**Region boundary data:**
»»
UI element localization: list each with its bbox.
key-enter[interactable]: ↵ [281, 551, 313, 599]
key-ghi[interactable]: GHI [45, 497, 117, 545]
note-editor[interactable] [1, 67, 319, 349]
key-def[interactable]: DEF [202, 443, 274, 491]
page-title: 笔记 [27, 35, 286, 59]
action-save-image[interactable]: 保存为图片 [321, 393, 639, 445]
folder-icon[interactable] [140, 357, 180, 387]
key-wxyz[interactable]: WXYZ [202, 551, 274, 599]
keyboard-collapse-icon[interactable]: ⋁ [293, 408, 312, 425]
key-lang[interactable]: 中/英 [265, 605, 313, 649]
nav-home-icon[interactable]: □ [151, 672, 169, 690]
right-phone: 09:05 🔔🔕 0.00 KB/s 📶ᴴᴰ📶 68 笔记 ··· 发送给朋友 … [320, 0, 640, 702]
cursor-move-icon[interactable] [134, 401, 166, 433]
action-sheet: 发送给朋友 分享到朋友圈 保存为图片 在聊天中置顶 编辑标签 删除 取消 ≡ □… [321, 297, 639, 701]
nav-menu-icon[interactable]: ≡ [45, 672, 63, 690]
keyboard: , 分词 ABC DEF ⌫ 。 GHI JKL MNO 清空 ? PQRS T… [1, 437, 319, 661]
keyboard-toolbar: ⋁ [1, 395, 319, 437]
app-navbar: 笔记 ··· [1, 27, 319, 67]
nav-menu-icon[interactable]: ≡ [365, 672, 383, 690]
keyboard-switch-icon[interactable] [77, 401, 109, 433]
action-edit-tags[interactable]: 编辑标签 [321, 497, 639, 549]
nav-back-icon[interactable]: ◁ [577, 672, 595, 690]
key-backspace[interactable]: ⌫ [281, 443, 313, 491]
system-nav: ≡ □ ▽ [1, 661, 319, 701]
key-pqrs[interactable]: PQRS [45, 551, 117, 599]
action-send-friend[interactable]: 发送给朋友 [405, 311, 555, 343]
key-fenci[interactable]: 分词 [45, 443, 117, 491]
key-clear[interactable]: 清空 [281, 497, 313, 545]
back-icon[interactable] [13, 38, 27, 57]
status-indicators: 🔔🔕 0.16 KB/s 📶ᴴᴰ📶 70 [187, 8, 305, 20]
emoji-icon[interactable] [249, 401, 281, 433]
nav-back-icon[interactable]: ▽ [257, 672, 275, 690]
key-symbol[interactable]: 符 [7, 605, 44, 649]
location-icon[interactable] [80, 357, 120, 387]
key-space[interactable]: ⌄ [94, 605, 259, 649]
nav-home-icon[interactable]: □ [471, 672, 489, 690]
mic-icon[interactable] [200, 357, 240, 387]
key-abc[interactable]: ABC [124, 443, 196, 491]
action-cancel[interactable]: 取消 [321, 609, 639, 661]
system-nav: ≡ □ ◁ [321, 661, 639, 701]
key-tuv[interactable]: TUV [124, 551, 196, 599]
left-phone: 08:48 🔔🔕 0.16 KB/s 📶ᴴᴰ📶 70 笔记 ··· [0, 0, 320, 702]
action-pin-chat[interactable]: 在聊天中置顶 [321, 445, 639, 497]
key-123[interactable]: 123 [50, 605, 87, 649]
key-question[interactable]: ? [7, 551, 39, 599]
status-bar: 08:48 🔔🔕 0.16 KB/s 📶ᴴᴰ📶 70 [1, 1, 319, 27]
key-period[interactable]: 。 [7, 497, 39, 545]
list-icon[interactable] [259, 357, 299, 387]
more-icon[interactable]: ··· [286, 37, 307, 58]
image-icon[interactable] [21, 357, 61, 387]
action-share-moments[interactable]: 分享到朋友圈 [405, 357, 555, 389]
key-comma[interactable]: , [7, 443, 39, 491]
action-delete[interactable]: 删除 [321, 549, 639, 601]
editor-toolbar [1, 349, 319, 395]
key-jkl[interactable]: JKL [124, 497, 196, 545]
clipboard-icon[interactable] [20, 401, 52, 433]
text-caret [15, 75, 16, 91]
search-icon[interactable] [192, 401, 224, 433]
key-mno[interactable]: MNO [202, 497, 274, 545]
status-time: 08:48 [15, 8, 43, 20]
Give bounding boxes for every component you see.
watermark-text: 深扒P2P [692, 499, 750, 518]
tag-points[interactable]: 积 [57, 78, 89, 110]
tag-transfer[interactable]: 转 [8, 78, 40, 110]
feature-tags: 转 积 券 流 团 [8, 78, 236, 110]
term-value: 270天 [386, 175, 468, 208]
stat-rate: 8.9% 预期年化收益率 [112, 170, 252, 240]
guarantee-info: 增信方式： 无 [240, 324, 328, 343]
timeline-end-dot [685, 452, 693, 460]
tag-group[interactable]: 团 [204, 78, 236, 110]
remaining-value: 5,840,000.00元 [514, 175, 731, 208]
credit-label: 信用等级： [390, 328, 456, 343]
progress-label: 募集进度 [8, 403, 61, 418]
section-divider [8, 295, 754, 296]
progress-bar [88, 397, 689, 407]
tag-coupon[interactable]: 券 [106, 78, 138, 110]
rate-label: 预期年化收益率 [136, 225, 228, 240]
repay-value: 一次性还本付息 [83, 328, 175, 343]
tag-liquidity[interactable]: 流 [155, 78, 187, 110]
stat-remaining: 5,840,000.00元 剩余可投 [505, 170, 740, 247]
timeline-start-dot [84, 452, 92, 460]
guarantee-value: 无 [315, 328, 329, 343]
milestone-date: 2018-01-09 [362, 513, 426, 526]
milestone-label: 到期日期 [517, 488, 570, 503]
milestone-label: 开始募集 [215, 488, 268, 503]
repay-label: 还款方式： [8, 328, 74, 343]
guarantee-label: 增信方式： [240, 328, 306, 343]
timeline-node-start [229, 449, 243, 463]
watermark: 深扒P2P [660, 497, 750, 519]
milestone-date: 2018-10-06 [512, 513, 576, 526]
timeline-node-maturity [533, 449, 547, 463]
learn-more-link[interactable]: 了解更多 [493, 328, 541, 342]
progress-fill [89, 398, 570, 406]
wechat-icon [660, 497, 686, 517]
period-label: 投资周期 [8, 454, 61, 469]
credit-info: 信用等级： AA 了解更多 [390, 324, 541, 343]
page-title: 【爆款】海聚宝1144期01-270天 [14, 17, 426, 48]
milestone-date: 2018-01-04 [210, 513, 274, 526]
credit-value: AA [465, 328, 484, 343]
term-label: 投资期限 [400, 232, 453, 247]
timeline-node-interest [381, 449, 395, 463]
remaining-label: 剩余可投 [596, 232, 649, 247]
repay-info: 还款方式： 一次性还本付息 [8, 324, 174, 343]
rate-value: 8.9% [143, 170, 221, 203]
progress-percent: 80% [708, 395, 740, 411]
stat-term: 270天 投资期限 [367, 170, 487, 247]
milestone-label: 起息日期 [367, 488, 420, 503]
««
**Problem statement:** Identify every line in the records above that contains the string "title", and copy each one.

**Answer in full:**
page-title: 笔记 [27, 35, 286, 59]
page-title: 【爆款】海聚宝1144期01-270天 [14, 17, 426, 48]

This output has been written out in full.